-- SUPPLIED PASSAGE --
Those questions could grow as the wearables industry begins to shrink to a handful of power players. (Last year, for example, Misfit was acquired by watchmaker Fossil, and Adidas bought the app and wearable maker Runtastic.) While relatively few people used BodyMedia until the end, it’s not hard to imagine that at least some of Fitbit’s customers would be peeved if the company were to theoretically go out of business and take away or limit access to their data.

In a way, it’s the latest version of a classic problem: Data formats tend to become obsolete as technologies come and go, making it hard or impossible to read a floppy disc, watch a VHS tape, or listen to a CD.

Jawbone, which has its own financial woes, snapped up BodyMedia for more than $100 million in 2013 in part to acquire its health- and fitness-tracking patents. (Jawbone is now claiming in a lawsuit that Fitbit infringed some of these patents.)

-- EXERCISE DATA --
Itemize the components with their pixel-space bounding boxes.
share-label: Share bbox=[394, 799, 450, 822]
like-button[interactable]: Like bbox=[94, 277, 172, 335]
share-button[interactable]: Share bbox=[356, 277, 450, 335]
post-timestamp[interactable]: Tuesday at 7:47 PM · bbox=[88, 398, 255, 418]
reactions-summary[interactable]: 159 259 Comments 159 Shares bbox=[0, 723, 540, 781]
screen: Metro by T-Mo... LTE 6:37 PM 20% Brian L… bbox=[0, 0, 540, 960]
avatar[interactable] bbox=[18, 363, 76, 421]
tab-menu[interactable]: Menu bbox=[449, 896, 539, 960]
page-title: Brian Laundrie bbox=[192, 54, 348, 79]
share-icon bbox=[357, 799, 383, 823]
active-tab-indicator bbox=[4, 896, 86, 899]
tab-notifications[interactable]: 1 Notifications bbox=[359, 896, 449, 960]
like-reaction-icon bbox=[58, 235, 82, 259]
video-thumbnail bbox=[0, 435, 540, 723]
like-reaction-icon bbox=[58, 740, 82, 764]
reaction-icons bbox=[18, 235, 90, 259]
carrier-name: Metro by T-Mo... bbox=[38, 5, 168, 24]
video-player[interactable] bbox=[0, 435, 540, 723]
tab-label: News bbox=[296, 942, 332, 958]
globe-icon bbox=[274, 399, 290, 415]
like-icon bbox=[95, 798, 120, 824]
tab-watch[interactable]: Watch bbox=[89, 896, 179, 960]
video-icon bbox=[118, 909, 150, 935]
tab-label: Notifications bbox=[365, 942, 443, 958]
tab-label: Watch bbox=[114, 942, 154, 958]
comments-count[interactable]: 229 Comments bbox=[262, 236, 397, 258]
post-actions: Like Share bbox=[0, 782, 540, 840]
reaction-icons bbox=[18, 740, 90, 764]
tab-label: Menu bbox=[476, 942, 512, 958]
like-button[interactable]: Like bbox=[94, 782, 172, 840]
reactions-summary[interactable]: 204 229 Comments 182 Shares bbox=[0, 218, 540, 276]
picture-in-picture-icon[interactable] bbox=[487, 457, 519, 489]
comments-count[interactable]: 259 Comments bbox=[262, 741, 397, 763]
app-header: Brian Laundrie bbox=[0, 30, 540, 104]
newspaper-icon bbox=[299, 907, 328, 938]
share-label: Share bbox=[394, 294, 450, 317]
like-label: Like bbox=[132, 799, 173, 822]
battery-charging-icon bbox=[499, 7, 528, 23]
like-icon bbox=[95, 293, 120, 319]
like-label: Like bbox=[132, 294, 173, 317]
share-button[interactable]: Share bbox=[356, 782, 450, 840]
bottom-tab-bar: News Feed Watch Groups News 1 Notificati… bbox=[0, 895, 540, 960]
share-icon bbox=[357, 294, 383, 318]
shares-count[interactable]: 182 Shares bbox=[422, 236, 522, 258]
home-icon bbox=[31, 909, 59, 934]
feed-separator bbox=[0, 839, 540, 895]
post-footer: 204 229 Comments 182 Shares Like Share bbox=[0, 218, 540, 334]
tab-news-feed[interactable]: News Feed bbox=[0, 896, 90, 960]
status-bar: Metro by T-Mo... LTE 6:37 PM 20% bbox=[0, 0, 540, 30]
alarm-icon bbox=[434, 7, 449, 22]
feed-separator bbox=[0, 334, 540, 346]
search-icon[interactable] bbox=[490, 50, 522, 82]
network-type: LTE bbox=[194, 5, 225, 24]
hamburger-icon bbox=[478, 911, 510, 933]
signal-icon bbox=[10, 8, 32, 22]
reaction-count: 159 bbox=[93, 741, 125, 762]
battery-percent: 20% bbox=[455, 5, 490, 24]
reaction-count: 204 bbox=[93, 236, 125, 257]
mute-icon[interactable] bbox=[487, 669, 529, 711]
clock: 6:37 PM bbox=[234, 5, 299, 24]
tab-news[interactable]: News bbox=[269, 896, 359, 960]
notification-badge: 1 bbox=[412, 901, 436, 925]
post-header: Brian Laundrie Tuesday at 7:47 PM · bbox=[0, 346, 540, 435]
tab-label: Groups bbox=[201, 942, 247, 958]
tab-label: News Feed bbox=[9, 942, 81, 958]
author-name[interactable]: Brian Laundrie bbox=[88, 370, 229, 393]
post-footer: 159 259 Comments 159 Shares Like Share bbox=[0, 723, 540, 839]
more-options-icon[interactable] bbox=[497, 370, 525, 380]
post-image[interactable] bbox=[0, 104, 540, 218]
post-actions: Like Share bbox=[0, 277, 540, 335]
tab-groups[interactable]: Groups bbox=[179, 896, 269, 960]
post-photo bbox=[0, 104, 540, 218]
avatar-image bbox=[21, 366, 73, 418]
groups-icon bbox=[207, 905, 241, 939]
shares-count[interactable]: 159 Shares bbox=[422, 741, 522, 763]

-- LIST OF TASKS --
1/ In the passage on wearable data, how much did Jawbone pay for BodyMedia, and in what year?
2/ Name every company mentioned in the passage on wearable data.
3/ Condense the paragraph of the passage on wearable data that begins "Jawbone, which has its own financial woes" into a single shorter sentence that keeps its main facts.

-- SOLUTION SET --
1/ More than $100 million, in 2013.

2/ Misfit, Fossil, Adidas, Runtastic, BodyMedia, Fitbit, Jawbone

3/ Jawbone, despite its own financial troubles, bought BodyMedia in 2013 for over $100 million, partly to gain its health- and fitness-tracking patents, and it now claims in a lawsuit that Fitbit infringed some of them.